+++ PROVIDED DATA

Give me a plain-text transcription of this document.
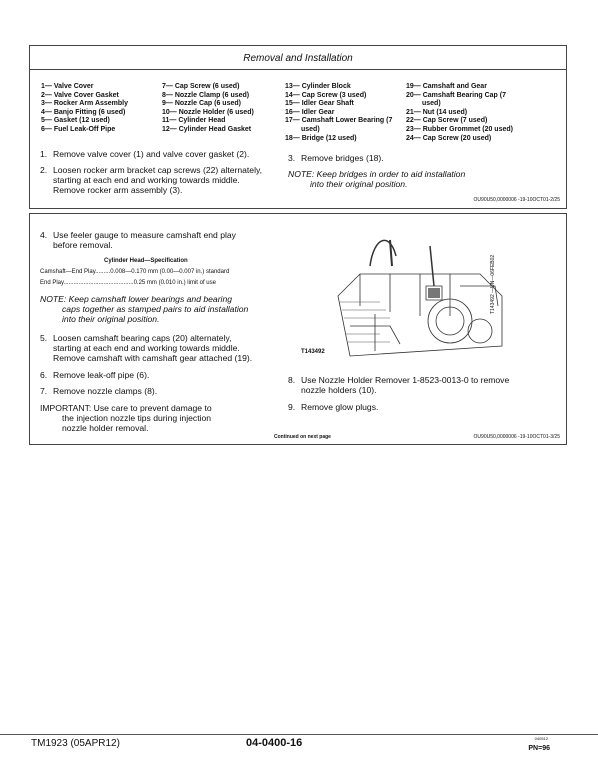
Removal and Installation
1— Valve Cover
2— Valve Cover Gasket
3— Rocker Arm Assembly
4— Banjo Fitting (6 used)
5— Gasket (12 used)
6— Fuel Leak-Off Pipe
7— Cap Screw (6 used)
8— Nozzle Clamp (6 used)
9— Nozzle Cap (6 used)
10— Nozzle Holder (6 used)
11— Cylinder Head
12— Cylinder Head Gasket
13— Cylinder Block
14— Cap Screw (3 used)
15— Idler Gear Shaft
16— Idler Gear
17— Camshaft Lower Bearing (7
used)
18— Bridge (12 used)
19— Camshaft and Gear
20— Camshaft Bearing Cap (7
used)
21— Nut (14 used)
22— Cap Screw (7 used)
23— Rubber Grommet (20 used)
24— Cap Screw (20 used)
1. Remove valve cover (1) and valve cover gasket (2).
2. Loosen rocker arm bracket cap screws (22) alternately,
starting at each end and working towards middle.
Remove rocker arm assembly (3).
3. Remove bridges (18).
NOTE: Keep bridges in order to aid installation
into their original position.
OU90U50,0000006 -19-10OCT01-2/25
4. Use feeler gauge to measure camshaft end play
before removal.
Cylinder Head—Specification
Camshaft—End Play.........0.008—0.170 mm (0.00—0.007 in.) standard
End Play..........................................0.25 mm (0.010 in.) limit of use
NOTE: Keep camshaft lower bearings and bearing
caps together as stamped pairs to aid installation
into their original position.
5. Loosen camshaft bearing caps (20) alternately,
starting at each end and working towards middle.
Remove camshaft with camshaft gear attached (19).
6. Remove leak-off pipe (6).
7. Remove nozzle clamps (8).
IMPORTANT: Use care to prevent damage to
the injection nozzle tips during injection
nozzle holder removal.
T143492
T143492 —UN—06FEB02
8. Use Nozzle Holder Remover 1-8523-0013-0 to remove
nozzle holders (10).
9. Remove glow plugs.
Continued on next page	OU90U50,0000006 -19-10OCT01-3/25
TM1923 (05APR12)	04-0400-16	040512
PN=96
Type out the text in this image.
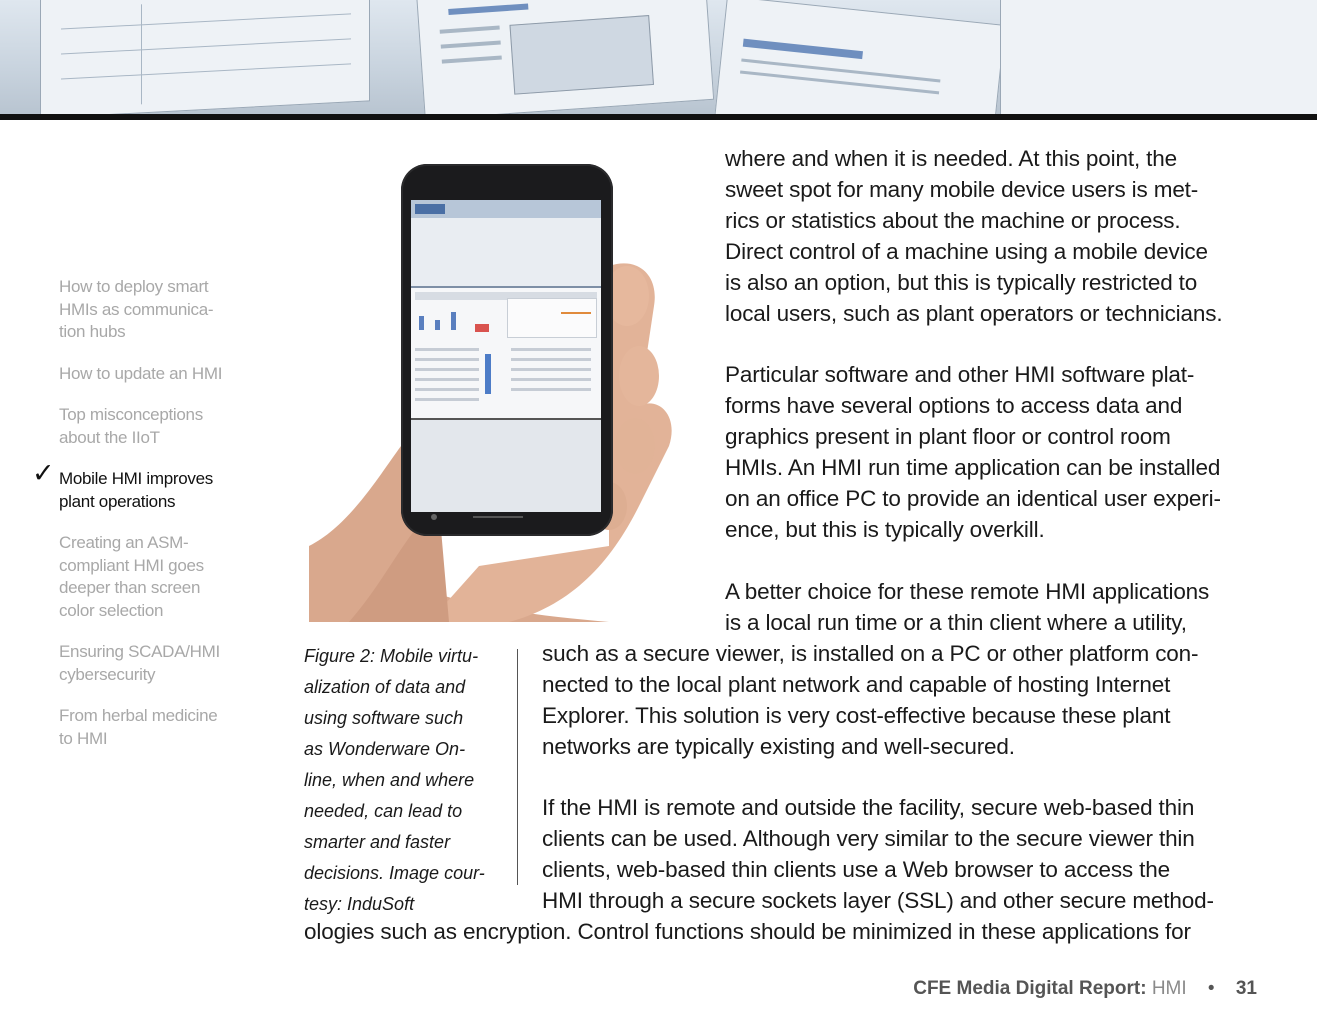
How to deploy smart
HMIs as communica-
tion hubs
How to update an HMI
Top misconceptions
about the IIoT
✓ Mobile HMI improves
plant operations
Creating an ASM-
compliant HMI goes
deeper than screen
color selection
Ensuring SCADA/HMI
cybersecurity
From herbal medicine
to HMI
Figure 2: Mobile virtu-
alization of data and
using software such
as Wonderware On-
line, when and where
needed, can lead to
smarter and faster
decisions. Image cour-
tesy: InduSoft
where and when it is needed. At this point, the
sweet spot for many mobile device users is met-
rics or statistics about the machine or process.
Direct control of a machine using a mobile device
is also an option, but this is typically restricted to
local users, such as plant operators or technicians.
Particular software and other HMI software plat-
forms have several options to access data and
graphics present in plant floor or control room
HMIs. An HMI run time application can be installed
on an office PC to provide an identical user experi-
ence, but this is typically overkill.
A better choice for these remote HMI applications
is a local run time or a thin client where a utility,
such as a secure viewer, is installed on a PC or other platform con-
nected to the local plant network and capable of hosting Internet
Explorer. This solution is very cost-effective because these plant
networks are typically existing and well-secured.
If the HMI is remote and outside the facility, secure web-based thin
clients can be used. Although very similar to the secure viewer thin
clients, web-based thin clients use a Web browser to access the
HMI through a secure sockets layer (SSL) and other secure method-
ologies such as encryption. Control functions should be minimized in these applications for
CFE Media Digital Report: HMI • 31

++++++
+++ PROVIDED DATA

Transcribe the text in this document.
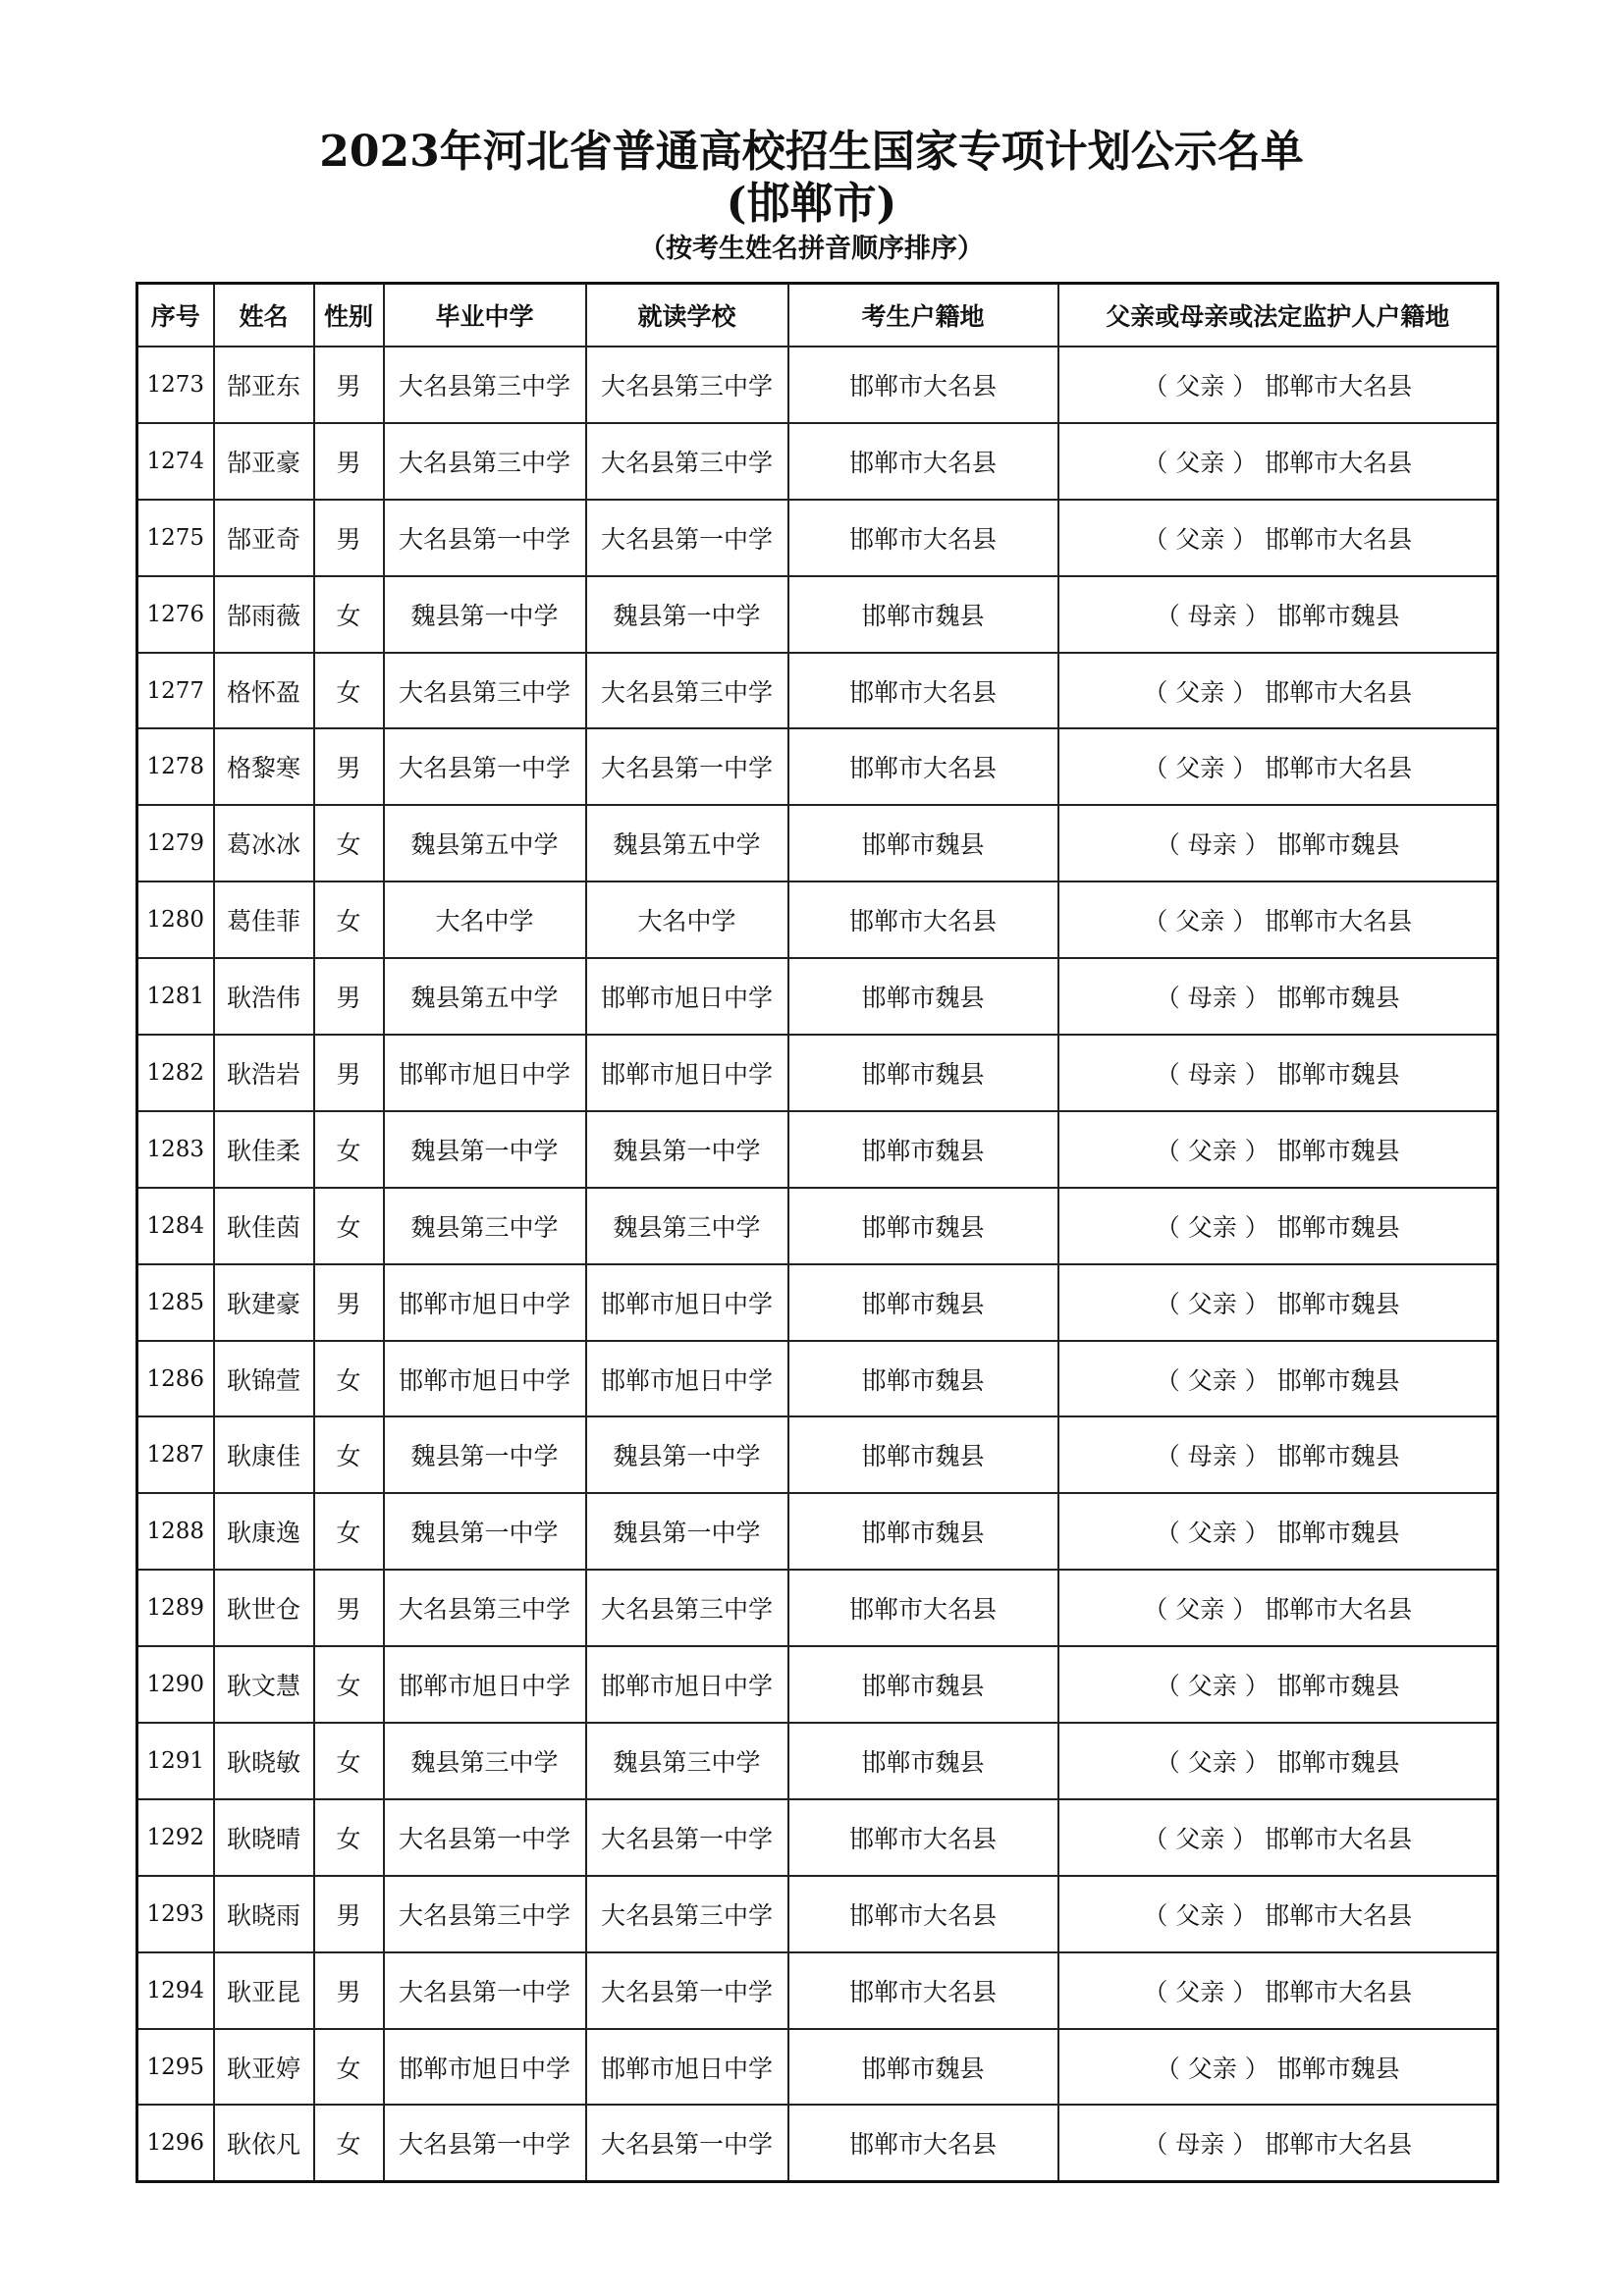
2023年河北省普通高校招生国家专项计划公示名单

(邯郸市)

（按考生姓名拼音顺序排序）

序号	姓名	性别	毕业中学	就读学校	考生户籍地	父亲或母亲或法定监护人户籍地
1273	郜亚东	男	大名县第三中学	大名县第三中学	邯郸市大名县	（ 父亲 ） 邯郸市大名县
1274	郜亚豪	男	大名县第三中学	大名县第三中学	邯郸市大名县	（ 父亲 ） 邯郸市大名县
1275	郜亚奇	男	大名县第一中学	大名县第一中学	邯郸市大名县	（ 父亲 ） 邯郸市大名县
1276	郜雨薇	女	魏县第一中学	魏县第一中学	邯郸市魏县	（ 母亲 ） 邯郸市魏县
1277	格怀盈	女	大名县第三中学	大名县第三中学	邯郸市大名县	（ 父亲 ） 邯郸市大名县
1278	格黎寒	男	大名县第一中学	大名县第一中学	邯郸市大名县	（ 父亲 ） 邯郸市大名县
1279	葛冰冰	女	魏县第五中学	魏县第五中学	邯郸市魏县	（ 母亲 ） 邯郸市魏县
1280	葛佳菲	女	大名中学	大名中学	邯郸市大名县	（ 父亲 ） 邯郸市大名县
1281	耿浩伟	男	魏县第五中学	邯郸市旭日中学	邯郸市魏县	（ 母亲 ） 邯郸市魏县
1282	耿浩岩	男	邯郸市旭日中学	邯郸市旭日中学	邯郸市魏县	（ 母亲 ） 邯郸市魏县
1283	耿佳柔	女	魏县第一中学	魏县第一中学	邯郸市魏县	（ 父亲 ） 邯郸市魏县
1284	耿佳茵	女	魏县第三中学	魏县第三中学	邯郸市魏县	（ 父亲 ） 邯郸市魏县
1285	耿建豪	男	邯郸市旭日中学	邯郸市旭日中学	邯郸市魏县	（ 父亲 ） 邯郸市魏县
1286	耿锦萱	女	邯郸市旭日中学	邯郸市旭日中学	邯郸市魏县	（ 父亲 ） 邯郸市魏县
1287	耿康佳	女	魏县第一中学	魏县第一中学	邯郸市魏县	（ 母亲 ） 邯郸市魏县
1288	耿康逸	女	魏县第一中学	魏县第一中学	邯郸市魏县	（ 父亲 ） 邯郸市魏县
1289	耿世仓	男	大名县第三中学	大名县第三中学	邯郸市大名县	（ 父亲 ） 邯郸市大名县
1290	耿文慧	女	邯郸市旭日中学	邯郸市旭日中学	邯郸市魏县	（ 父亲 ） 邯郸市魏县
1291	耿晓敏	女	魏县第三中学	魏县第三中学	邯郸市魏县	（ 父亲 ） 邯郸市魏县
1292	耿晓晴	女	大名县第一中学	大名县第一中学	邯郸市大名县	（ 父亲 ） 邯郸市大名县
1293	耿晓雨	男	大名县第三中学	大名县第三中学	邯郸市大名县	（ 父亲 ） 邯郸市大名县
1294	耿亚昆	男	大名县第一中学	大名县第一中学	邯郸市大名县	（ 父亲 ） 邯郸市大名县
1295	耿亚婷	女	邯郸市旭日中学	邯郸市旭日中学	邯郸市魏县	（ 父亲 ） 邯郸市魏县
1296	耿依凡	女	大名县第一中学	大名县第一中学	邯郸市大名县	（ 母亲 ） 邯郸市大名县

++++++
+++ PROVIDED DATA

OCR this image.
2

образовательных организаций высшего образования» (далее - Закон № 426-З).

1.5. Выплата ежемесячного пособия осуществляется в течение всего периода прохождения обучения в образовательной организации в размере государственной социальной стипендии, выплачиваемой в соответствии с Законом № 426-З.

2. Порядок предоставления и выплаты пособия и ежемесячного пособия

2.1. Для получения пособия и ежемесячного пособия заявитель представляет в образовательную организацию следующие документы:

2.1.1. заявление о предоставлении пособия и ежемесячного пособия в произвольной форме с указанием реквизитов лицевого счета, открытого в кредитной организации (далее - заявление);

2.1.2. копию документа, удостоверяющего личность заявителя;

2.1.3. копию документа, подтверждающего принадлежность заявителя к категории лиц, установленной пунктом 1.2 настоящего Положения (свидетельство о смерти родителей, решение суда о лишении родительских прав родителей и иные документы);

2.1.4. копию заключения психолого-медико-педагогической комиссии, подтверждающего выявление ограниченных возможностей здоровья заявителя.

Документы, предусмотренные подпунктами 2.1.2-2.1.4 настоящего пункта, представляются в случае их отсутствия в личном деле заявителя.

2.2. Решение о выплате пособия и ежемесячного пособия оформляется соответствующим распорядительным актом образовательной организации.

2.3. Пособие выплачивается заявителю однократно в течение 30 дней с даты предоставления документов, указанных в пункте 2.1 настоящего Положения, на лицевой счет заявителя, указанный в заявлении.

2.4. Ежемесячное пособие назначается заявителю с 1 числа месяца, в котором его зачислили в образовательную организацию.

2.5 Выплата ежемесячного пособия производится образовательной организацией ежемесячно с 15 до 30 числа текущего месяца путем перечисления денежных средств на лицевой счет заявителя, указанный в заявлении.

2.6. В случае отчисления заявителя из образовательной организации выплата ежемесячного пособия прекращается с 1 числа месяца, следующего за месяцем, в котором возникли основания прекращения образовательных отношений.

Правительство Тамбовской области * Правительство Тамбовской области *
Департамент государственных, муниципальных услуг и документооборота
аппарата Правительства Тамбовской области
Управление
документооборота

++++++

#### REQUIRED TASK
Determine the number of lines in the listing that contain the string "копию". Write that number and nothing else.

#### OUTPUT OF THE EXERCISE
3